** START OF Data section **

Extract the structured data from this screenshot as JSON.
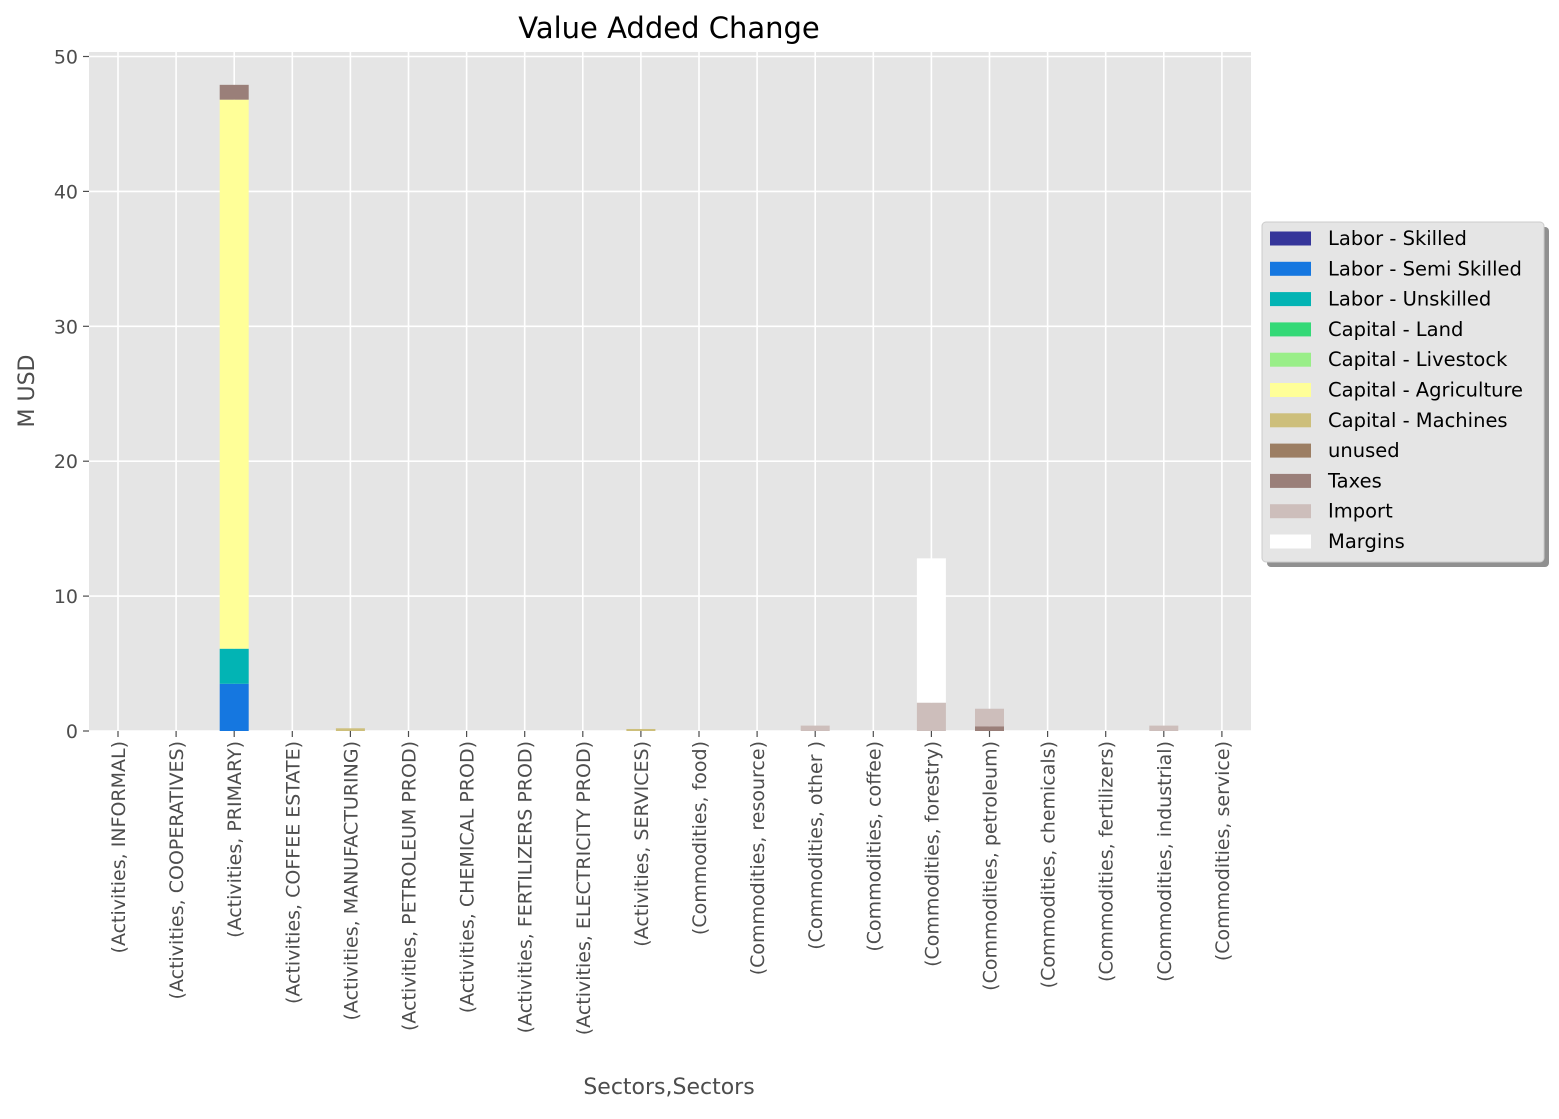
{
  "chart_data": {
    "type": "bar",
    "stacked": true,
    "title": "Value Added Change",
    "xlabel": "Sectors,Sectors",
    "ylabel": "M USD",
    "ylim": [
      0,
      50
    ],
    "yticks": [
      0,
      10,
      20,
      30,
      40,
      50
    ],
    "grid": true,
    "legend_position": "right",
    "categories": [
      "(Activities, INFORMAL)",
      "(Activities, COOPERATIVES)",
      "(Activities, PRIMARY)",
      "(Activities, COFFEE ESTATE)",
      "(Activities, MANUFACTURING)",
      "(Activities, PETROLEUM PROD)",
      "(Activities, CHEMICAL PROD)",
      "(Activities, FERTILIZERS PROD)",
      "(Activities, ELECTRICITY PROD)",
      "(Activities, SERVICES)",
      "(Commodities, food)",
      "(Commodities, resource)",
      "(Commodities, other  )",
      "(Commodities, coffee)",
      "(Commodities, forestry)",
      "(Commodities, petroleum)",
      "(Commodities, chemicals)",
      "(Commodities, fertilizers)",
      "(Commodities, industrial)",
      "(Commodities, service)"
    ],
    "series": [
      {
        "name": "Labor - Skilled",
        "color": "#35359a",
        "values": [
          0,
          0,
          0,
          0,
          0,
          0,
          0,
          0,
          0,
          0,
          0,
          0,
          0,
          0,
          0,
          0,
          0,
          0,
          0,
          0
        ]
      },
      {
        "name": "Labor - Semi Skilled",
        "color": "#1577e0",
        "values": [
          0,
          0,
          3.5,
          0,
          0,
          0,
          0,
          0,
          0,
          0,
          0,
          0,
          0,
          0,
          0,
          0,
          0,
          0,
          0,
          0
        ]
      },
      {
        "name": "Labor - Unskilled",
        "color": "#02b4b4",
        "values": [
          0,
          0,
          2.6,
          0,
          0,
          0,
          0,
          0,
          0,
          0,
          0,
          0,
          0,
          0,
          0,
          0,
          0,
          0,
          0,
          0
        ]
      },
      {
        "name": "Capital - Land",
        "color": "#34d977",
        "values": [
          0,
          0,
          0,
          0,
          0,
          0,
          0,
          0,
          0,
          0,
          0,
          0,
          0,
          0,
          0,
          0,
          0,
          0,
          0,
          0
        ]
      },
      {
        "name": "Capital - Livestock",
        "color": "#99ee88",
        "values": [
          0,
          0,
          0,
          0,
          0,
          0,
          0,
          0,
          0,
          0,
          0,
          0,
          0,
          0,
          0,
          0,
          0,
          0,
          0,
          0
        ]
      },
      {
        "name": "Capital - Agriculture",
        "color": "#ffff98",
        "values": [
          0,
          0,
          40.7,
          0,
          0,
          0,
          0,
          0,
          0,
          0,
          0,
          0,
          0,
          0,
          0,
          0,
          0,
          0,
          0,
          0
        ]
      },
      {
        "name": "Capital - Machines",
        "color": "#cdbf7b",
        "values": [
          0,
          0,
          0,
          0,
          0.2,
          0,
          0,
          0,
          0,
          0.15,
          0,
          0,
          0,
          0,
          0,
          0,
          0,
          0,
          0,
          0
        ]
      },
      {
        "name": "unused",
        "color": "#9c7e63",
        "values": [
          0,
          0,
          0,
          0,
          0,
          0,
          0,
          0,
          0,
          0,
          0,
          0,
          0,
          0,
          0,
          0,
          0,
          0,
          0,
          0
        ]
      },
      {
        "name": "Taxes",
        "color": "#9a7f79",
        "values": [
          0,
          0,
          1.1,
          0,
          0,
          0,
          0,
          0,
          0,
          0,
          0,
          0,
          0,
          0,
          0,
          0.35,
          0,
          0,
          0,
          0
        ]
      },
      {
        "name": "Import",
        "color": "#cdbebb",
        "values": [
          0,
          0,
          0,
          0,
          0,
          0,
          0,
          0,
          0,
          0,
          0,
          0,
          0.4,
          0,
          2.1,
          1.3,
          0,
          0,
          0.4,
          0
        ]
      },
      {
        "name": "Margins",
        "color": "#ffffff",
        "values": [
          0,
          0,
          0,
          0,
          0,
          0,
          0,
          0,
          0,
          0,
          0,
          0,
          0,
          0,
          10.7,
          0,
          0,
          0,
          0,
          0
        ]
      }
    ]
  }
}
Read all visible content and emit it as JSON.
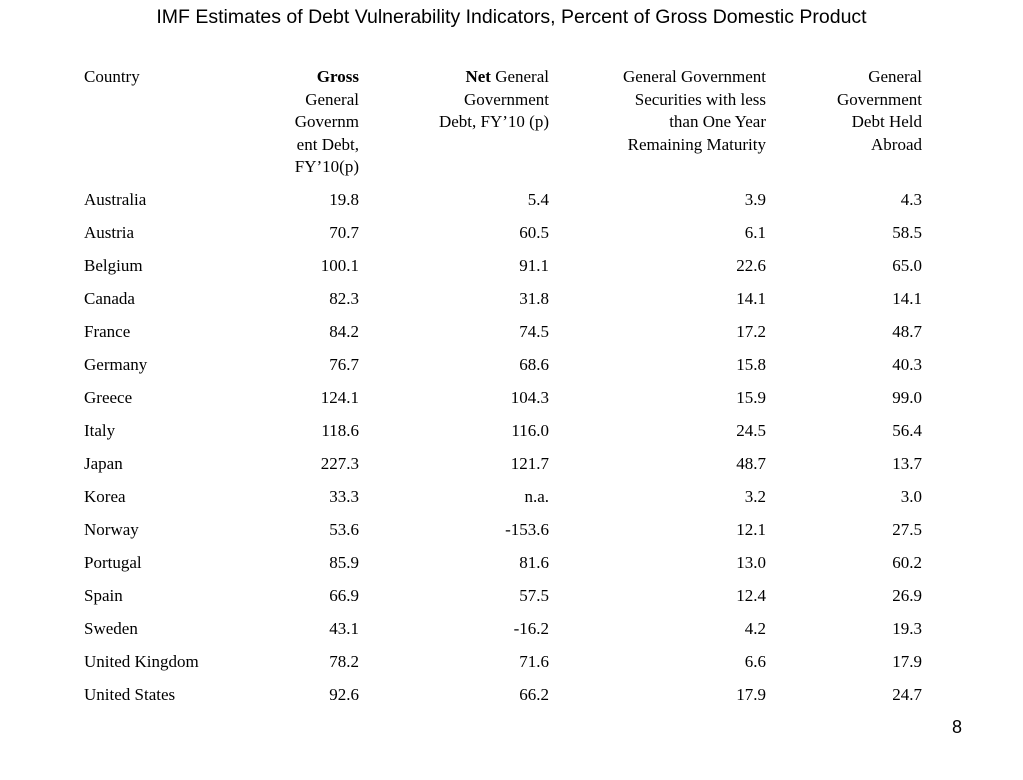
{
  "slide": {
    "title": "IMF Estimates of Debt Vulnerability Indicators, Percent of Gross Domestic Product",
    "page_number": "8"
  },
  "table": {
    "headers": {
      "country": "Country",
      "gross": {
        "bold": "Gross",
        "lines": [
          "General",
          "Governm",
          "ent Debt,",
          "FY’10(p)"
        ]
      },
      "net": {
        "bold": "Net",
        "rest": " General",
        "lines": [
          "Government",
          "Debt, FY’10 (p)"
        ]
      },
      "securities": {
        "lines": [
          "General Government",
          "Securities with less",
          "than One Year",
          "Remaining Maturity"
        ]
      },
      "abroad": {
        "lines": [
          "General",
          "Government",
          "Debt Held",
          "Abroad"
        ]
      }
    },
    "rows": [
      {
        "country": "Australia",
        "gross": "19.8",
        "net": "5.4",
        "securities": "3.9",
        "abroad": "4.3"
      },
      {
        "country": "Austria",
        "gross": "70.7",
        "net": "60.5",
        "securities": "6.1",
        "abroad": "58.5"
      },
      {
        "country": "Belgium",
        "gross": "100.1",
        "net": "91.1",
        "securities": "22.6",
        "abroad": "65.0"
      },
      {
        "country": "Canada",
        "gross": "82.3",
        "net": "31.8",
        "securities": "14.1",
        "abroad": "14.1"
      },
      {
        "country": "France",
        "gross": "84.2",
        "net": "74.5",
        "securities": "17.2",
        "abroad": "48.7"
      },
      {
        "country": "Germany",
        "gross": "76.7",
        "net": "68.6",
        "securities": "15.8",
        "abroad": "40.3"
      },
      {
        "country": "Greece",
        "gross": "124.1",
        "net": "104.3",
        "securities": "15.9",
        "abroad": "99.0"
      },
      {
        "country": "Italy",
        "gross": "118.6",
        "net": "116.0",
        "securities": "24.5",
        "abroad": "56.4"
      },
      {
        "country": "Japan",
        "gross": "227.3",
        "net": "121.7",
        "securities": "48.7",
        "abroad": "13.7"
      },
      {
        "country": "Korea",
        "gross": "33.3",
        "net": "n.a.",
        "securities": "3.2",
        "abroad": "3.0"
      },
      {
        "country": "Norway",
        "gross": "53.6",
        "net": "-153.6",
        "securities": "12.1",
        "abroad": "27.5"
      },
      {
        "country": "Portugal",
        "gross": "85.9",
        "net": "81.6",
        "securities": "13.0",
        "abroad": "60.2"
      },
      {
        "country": "Spain",
        "gross": "66.9",
        "net": "57.5",
        "securities": "12.4",
        "abroad": "26.9"
      },
      {
        "country": "Sweden",
        "gross": "43.1",
        "net": "-16.2",
        "securities": "4.2",
        "abroad": "19.3"
      },
      {
        "country": "United Kingdom",
        "gross": "78.2",
        "net": "71.6",
        "securities": "6.6",
        "abroad": "17.9"
      },
      {
        "country": "United States",
        "gross": "92.6",
        "net": "66.2",
        "securities": "17.9",
        "abroad": "24.7"
      }
    ]
  }
}
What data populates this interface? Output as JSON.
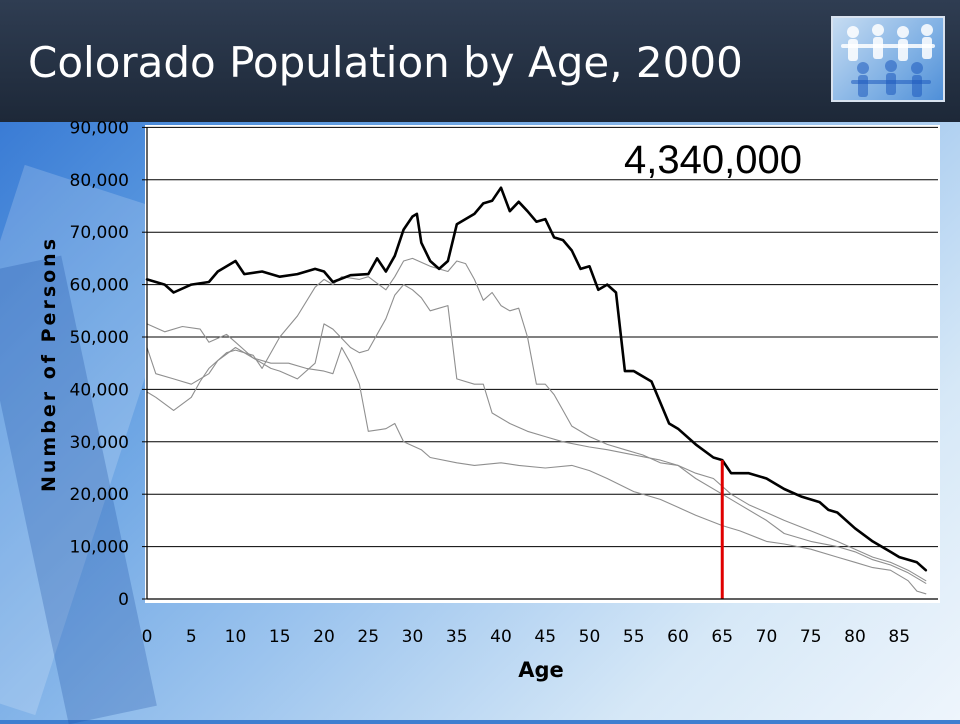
{
  "slide": {
    "title": "Colorado Population by Age, 2000",
    "colors": {
      "title_bar": "#1f2a3b",
      "title_text": "#ffffff",
      "background_accent": "#2c6fd0"
    },
    "logo_icon": "people-chain-icon"
  },
  "chart_data": {
    "type": "line",
    "annotation": "4,340,000",
    "xlabel": "Age",
    "ylabel": "Number of Persons",
    "xlim": [
      0,
      89
    ],
    "ylim": [
      0,
      90000
    ],
    "x_ticks": [
      "0",
      "5",
      "10",
      "15",
      "20",
      "25",
      "30",
      "35",
      "40",
      "45",
      "50",
      "55",
      "60",
      "65",
      "70",
      "75",
      "80",
      "85"
    ],
    "y_ticks": [
      "0",
      "10,000",
      "20,000",
      "30,000",
      "40,000",
      "50,000",
      "60,000",
      "70,000",
      "80,000",
      "90,000"
    ],
    "grid": true,
    "marker_line": {
      "x": 65,
      "y_range": [
        0,
        26500
      ],
      "color": "#e00000"
    },
    "series": [
      {
        "highlight": true,
        "color": "#000000",
        "points": [
          [
            0,
            61000
          ],
          [
            2,
            60000
          ],
          [
            3,
            58500
          ],
          [
            5,
            60000
          ],
          [
            7,
            60500
          ],
          [
            8,
            62500
          ],
          [
            10,
            64500
          ],
          [
            11,
            62000
          ],
          [
            13,
            62500
          ],
          [
            15,
            61500
          ],
          [
            17,
            62000
          ],
          [
            19,
            63000
          ],
          [
            20,
            62500
          ],
          [
            21,
            60500
          ],
          [
            23,
            61800
          ],
          [
            25,
            62000
          ],
          [
            26,
            65000
          ],
          [
            27,
            62500
          ],
          [
            28,
            65500
          ],
          [
            29,
            70500
          ],
          [
            30,
            73000
          ],
          [
            30.5,
            73500
          ],
          [
            31,
            68000
          ],
          [
            32,
            64500
          ],
          [
            33,
            63000
          ],
          [
            34,
            64500
          ],
          [
            35,
            71500
          ],
          [
            37,
            73500
          ],
          [
            38,
            75500
          ],
          [
            39,
            76000
          ],
          [
            40,
            78500
          ],
          [
            41,
            74000
          ],
          [
            42,
            75800
          ],
          [
            43,
            74000
          ],
          [
            44,
            72000
          ],
          [
            45,
            72500
          ],
          [
            46,
            69000
          ],
          [
            47,
            68500
          ],
          [
            48,
            66500
          ],
          [
            49,
            63000
          ],
          [
            50,
            63500
          ],
          [
            51,
            59000
          ],
          [
            52,
            60000
          ],
          [
            53,
            58500
          ],
          [
            54,
            43500
          ],
          [
            55,
            43500
          ],
          [
            57,
            41500
          ],
          [
            58,
            37500
          ],
          [
            59,
            33500
          ],
          [
            60,
            32500
          ],
          [
            62,
            29500
          ],
          [
            64,
            27000
          ],
          [
            65,
            26500
          ],
          [
            66,
            24000
          ],
          [
            68,
            24000
          ],
          [
            70,
            23000
          ],
          [
            72,
            21000
          ],
          [
            74,
            19500
          ],
          [
            76,
            18500
          ],
          [
            77,
            17000
          ],
          [
            78,
            16500
          ],
          [
            80,
            13500
          ],
          [
            82,
            11000
          ],
          [
            84,
            9000
          ],
          [
            85,
            8000
          ],
          [
            87,
            7000
          ],
          [
            88,
            5500
          ]
        ]
      },
      {
        "highlight": false,
        "color": "#8f8f8f",
        "points": [
          [
            0,
            52500
          ],
          [
            2,
            51000
          ],
          [
            4,
            52000
          ],
          [
            6,
            51500
          ],
          [
            7,
            49000
          ],
          [
            9,
            50500
          ],
          [
            10,
            49000
          ],
          [
            12,
            46000
          ],
          [
            14,
            45000
          ],
          [
            16,
            45000
          ],
          [
            18,
            44000
          ],
          [
            20,
            43500
          ],
          [
            21,
            43000
          ],
          [
            22,
            48000
          ],
          [
            23,
            45000
          ],
          [
            24,
            41000
          ],
          [
            25,
            32000
          ],
          [
            27,
            32500
          ],
          [
            28,
            33500
          ],
          [
            29,
            30000
          ],
          [
            31,
            28500
          ],
          [
            32,
            27000
          ],
          [
            35,
            26000
          ],
          [
            37,
            25500
          ],
          [
            40,
            26000
          ],
          [
            42,
            25500
          ],
          [
            45,
            25000
          ],
          [
            48,
            25500
          ],
          [
            50,
            24500
          ],
          [
            52,
            23000
          ],
          [
            55,
            20500
          ],
          [
            58,
            19000
          ],
          [
            60,
            17500
          ],
          [
            62,
            16000
          ],
          [
            65,
            14000
          ],
          [
            67,
            13000
          ],
          [
            70,
            11000
          ],
          [
            72,
            10500
          ],
          [
            75,
            9500
          ],
          [
            78,
            8000
          ],
          [
            80,
            7000
          ],
          [
            82,
            6000
          ],
          [
            84,
            5500
          ],
          [
            86,
            3500
          ],
          [
            87,
            1500
          ],
          [
            88,
            1000
          ]
        ]
      },
      {
        "highlight": false,
        "color": "#8f8f8f",
        "points": [
          [
            0,
            48000
          ],
          [
            1,
            43000
          ],
          [
            3,
            42000
          ],
          [
            5,
            41000
          ],
          [
            7,
            43000
          ],
          [
            8,
            45500
          ],
          [
            10,
            48000
          ],
          [
            12,
            46000
          ],
          [
            14,
            44000
          ],
          [
            15,
            43500
          ],
          [
            17,
            42000
          ],
          [
            19,
            45000
          ],
          [
            20,
            52500
          ],
          [
            21,
            51500
          ],
          [
            23,
            48000
          ],
          [
            24,
            47000
          ],
          [
            25,
            47500
          ],
          [
            27,
            53500
          ],
          [
            28,
            58000
          ],
          [
            29,
            60000
          ],
          [
            30,
            59000
          ],
          [
            31,
            57500
          ],
          [
            32,
            55000
          ],
          [
            33,
            55500
          ],
          [
            34,
            56000
          ],
          [
            35,
            42000
          ],
          [
            37,
            41000
          ],
          [
            38,
            41000
          ],
          [
            39,
            35500
          ],
          [
            41,
            33500
          ],
          [
            43,
            32000
          ],
          [
            45,
            31000
          ],
          [
            47,
            30000
          ],
          [
            50,
            29000
          ],
          [
            52,
            28500
          ],
          [
            55,
            27500
          ],
          [
            58,
            26500
          ],
          [
            60,
            25500
          ],
          [
            62,
            23000
          ],
          [
            65,
            20000
          ],
          [
            67,
            18000
          ],
          [
            70,
            15000
          ],
          [
            72,
            12500
          ],
          [
            75,
            11000
          ],
          [
            78,
            10000
          ],
          [
            80,
            9000
          ],
          [
            82,
            7500
          ],
          [
            84,
            6500
          ],
          [
            86,
            5000
          ],
          [
            88,
            3000
          ]
        ]
      },
      {
        "highlight": false,
        "color": "#8f8f8f",
        "points": [
          [
            0,
            39500
          ],
          [
            1,
            38500
          ],
          [
            3,
            36000
          ],
          [
            5,
            38500
          ],
          [
            6,
            41500
          ],
          [
            7,
            44000
          ],
          [
            9,
            47000
          ],
          [
            10,
            47500
          ],
          [
            12,
            46500
          ],
          [
            13,
            44000
          ],
          [
            15,
            50000
          ],
          [
            17,
            54000
          ],
          [
            19,
            59500
          ],
          [
            20,
            61000
          ],
          [
            21,
            60000
          ],
          [
            22,
            61500
          ],
          [
            24,
            61000
          ],
          [
            25,
            61500
          ],
          [
            27,
            59000
          ],
          [
            28,
            61500
          ],
          [
            29,
            64500
          ],
          [
            30,
            65000
          ],
          [
            32,
            63500
          ],
          [
            34,
            62500
          ],
          [
            35,
            64500
          ],
          [
            36,
            64000
          ],
          [
            37,
            61000
          ],
          [
            38,
            57000
          ],
          [
            39,
            58500
          ],
          [
            40,
            56000
          ],
          [
            41,
            55000
          ],
          [
            42,
            55500
          ],
          [
            43,
            50000
          ],
          [
            44,
            41000
          ],
          [
            45,
            41000
          ],
          [
            46,
            39000
          ],
          [
            47,
            36000
          ],
          [
            48,
            33000
          ],
          [
            50,
            31000
          ],
          [
            52,
            29500
          ],
          [
            54,
            28500
          ],
          [
            56,
            27500
          ],
          [
            58,
            26000
          ],
          [
            60,
            25500
          ],
          [
            62,
            24000
          ],
          [
            64,
            23000
          ],
          [
            66,
            20000
          ],
          [
            68,
            18000
          ],
          [
            70,
            16500
          ],
          [
            72,
            15000
          ],
          [
            75,
            13000
          ],
          [
            78,
            11000
          ],
          [
            80,
            9500
          ],
          [
            82,
            8000
          ],
          [
            84,
            7000
          ],
          [
            86,
            5500
          ],
          [
            88,
            3500
          ]
        ]
      }
    ]
  }
}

** END OF Data section **

→ Aim of the task: Write out each line of the data that holds the string "Debt".

→ Correct response:
    "title": "IMF Estimates of Debt Vulnerability Indicators, Percent of Gross Domestic Product",
          "ent Debt,",
          "Debt, FY’10 (p)"
          "Debt Held",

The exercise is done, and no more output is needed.